• **DATA TO USE**

================================

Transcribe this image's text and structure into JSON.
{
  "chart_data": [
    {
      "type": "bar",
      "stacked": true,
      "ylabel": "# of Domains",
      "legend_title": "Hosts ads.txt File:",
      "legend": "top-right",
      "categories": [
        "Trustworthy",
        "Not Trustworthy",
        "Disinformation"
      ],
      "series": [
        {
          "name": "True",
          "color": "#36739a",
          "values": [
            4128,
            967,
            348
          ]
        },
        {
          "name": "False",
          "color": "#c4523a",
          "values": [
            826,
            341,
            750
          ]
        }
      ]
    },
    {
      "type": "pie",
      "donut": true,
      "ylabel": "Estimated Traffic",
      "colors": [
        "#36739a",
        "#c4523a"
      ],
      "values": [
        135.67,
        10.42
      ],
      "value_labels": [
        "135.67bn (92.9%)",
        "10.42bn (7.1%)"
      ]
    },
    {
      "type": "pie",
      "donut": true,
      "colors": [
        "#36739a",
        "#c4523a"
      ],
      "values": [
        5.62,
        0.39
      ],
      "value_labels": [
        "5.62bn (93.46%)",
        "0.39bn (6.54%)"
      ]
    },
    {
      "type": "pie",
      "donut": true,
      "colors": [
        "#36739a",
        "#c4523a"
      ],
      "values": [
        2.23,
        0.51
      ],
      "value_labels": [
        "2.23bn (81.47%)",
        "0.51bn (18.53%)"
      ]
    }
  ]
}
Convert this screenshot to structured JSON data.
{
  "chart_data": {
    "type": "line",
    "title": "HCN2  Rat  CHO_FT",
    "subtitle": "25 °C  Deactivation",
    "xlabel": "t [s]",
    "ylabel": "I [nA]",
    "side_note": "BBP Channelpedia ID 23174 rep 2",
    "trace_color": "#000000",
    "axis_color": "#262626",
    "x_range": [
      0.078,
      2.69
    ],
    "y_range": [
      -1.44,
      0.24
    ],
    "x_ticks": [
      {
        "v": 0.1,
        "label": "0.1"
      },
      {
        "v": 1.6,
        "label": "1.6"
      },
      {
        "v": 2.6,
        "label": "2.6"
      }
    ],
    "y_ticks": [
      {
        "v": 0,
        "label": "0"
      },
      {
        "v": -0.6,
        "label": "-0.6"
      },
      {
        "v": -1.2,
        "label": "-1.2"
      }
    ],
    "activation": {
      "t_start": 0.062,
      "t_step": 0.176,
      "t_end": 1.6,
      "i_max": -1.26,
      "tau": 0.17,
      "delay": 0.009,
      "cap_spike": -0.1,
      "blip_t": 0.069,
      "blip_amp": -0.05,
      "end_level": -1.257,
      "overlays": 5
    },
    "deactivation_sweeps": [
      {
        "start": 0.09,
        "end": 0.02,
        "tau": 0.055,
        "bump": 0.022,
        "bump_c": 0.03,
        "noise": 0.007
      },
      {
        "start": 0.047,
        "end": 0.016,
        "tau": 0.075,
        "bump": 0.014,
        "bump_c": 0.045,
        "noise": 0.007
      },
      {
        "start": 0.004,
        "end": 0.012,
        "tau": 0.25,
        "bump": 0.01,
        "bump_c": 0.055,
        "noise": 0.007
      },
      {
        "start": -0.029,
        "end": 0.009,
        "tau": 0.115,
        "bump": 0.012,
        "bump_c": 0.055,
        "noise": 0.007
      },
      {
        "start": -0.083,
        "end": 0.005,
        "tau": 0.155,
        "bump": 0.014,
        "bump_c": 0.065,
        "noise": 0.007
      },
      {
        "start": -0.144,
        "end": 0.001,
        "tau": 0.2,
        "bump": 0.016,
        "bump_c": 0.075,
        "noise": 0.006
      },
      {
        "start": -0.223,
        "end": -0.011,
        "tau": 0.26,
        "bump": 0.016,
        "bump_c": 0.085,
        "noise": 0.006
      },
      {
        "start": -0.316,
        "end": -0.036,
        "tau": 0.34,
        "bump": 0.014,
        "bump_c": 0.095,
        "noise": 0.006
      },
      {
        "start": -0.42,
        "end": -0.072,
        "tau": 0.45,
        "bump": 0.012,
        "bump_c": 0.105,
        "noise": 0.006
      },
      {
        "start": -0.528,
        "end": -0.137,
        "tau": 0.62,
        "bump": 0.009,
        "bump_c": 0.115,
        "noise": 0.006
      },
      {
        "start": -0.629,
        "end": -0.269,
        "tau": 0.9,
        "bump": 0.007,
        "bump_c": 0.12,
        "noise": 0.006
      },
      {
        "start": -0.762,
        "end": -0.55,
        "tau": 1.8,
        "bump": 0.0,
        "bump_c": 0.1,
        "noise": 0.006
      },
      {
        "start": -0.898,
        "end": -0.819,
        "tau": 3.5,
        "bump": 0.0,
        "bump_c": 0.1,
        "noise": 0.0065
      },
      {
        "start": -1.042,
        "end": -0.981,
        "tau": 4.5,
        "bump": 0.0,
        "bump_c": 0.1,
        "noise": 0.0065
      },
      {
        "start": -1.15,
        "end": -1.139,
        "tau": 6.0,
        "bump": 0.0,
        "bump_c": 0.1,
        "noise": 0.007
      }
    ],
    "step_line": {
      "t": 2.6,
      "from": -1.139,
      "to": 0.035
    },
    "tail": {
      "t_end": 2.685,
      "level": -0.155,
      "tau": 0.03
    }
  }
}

================================

Copy out each line above, character for character.

Transcribe this image's text and structure into JSON.
{
  "chart_data": [
    {
      "type": "bar",
      "stacked": true,
      "ylabel": "# of Domains",
      "legend_title": "Hosts ads.txt File:",
      "legend": "top-right",
      "categories": [
        "Trustworthy",
        "Not Trustworthy",
        "Disinformation"
      ],
      "series": [
        {
          "name": "True",
          "color": "#36739a",
          "values": [
            4128,
            967,
            348
          ]
        },
        {
          "name": "False",
          "color": "#c4523a",
          "values": [
            826,
            341,
            750
          ]
        }
      ]
    },
    {
      "type": "pie",
      "donut": true,
      "ylabel": "Estimated Traffic",
      "colors": [
        "#36739a",
        "#c4523a"
      ],
      "values": [
        135.67,
        10.42
      ],
      "value_labels": [
        "135.67bn (92.9%)",
        "10.42bn (7.1%)"
      ]
    },
    {
      "type": "pie",
      "donut": true,
      "colors": [
        "#36739a",
        "#c4523a"
      ],
      "values": [
        5.62,
        0.39
      ],
      "value_labels": [
        "5.62bn (93.46%)",
        "0.39bn (6.54%)"
      ]
    },
    {
      "type": "pie",
      "donut": true,
      "colors": [
        "#36739a",
        "#c4523a"
      ],
      "values": [
        2.23,
        0.51
      ],
      "value_labels": [
        "2.23bn (81.47%)",
        "0.51bn (18.53%)"
      ]
    }
  ]
}
Convert this screenshot to structured JSON data.
{
  "chart_data": {
    "type": "line",
    "title": "HCN2  Rat  CHO_FT",
    "subtitle": "25 °C  Deactivation",
    "xlabel": "t [s]",
    "ylabel": "I [nA]",
    "side_note": "BBP Channelpedia ID 23174 rep 2",
    "trace_color": "#000000",
    "axis_color": "#262626",
    "x_range": [
      0.078,
      2.69
    ],
    "y_range": [
      -1.44,
      0.24
    ],
    "x_ticks": [
      {
        "v": 0.1,
        "label": "0.1"
      },
      {
        "v": 1.6,
        "label": "1.6"
      },
      {
        "v": 2.6,
        "label": "2.6"
      }
    ],
    "y_ticks": [
      {
        "v": 0,
        "label": "0"
      },
      {
        "v": -0.6,
        "label": "-0.6"
      },
      {
        "v": -1.2,
        "label": "-1.2"
      }
    ],
    "activation": {
      "t_start": 0.062,
      "t_step": 0.176,
      "t_end": 1.6,
      "i_max": -1.26,
      "tau": 0.17,
      "delay": 0.009,
      "cap_spike": -0.1,
      "blip_t": 0.069,
      "blip_amp": -0.05,
      "end_level": -1.257,
      "overlays": 5
    },
    "deactivation_sweeps": [
      {
        "start": 0.09,
        "end": 0.02,
        "tau": 0.055,
        "bump": 0.022,
        "bump_c": 0.03,
        "noise": 0.007
      },
      {
        "start": 0.047,
        "end": 0.016,
        "tau": 0.075,
        "bump": 0.014,
        "bump_c": 0.045,
        "noise": 0.007
      },
      {
        "start": 0.004,
        "end": 0.012,
        "tau": 0.25,
        "bump": 0.01,
        "bump_c": 0.055,
        "noise": 0.007
      },
      {
        "start": -0.029,
        "end": 0.009,
        "tau": 0.115,
        "bump": 0.012,
        "bump_c": 0.055,
        "noise": 0.007
      },
      {
        "start": -0.083,
        "end": 0.005,
        "tau": 0.155,
        "bump": 0.014,
        "bump_c": 0.065,
        "noise": 0.007
      },
      {
        "start": -0.144,
        "end": 0.001,
        "tau": 0.2,
        "bump": 0.016,
        "bump_c": 0.075,
        "noise": 0.006
      },
      {
        "start": -0.223,
        "end": -0.011,
        "tau": 0.26,
        "bump": 0.016,
        "bump_c": 0.085,
        "noise": 0.006
      },
      {
        "start": -0.316,
        "end": -0.036,
        "tau": 0.34,
        "bump": 0.014,
        "bump_c": 0.095,
        "noise": 0.006
      },
      {
        "start": -0.42,
        "end": -0.072,
        "tau": 0.45,
        "bump": 0.012,
        "bump_c": 0.105,
        "noise": 0.006
      },
      {
        "start": -0.528,
        "end": -0.137,
        "tau": 0.62,
        "bump": 0.009,
        "bump_c": 0.115,
        "noise": 0.006
      },
      {
        "start": -0.629,
        "end": -0.269,
        "tau": 0.9,
        "bump": 0.007,
        "bump_c": 0.12,
        "noise": 0.006
      },
      {
        "start": -0.762,
        "end": -0.55,
        "tau": 1.8,
        "bump": 0.0,
        "bump_c": 0.1,
        "noise": 0.006
      },
      {
        "start": -0.898,
        "end": -0.819,
        "tau": 3.5,
        "bump": 0.0,
        "bump_c": 0.1,
        "noise": 0.0065
      },
      {
        "start": -1.042,
        "end": -0.981,
        "tau": 4.5,
        "bump": 0.0,
        "bump_c": 0.1,
        "noise": 0.0065
      },
      {
        "start": -1.15,
        "end": -1.139,
        "tau": 6.0,
        "bump": 0.0,
        "bump_c": 0.1,
        "noise": 0.007
      }
    ],
    "step_line": {
      "t": 2.6,
      "from": -1.139,
      "to": 0.035
    },
    "tail": {
      "t_end": 2.685,
      "level": -0.155,
      "tau": 0.03
    }
  }
}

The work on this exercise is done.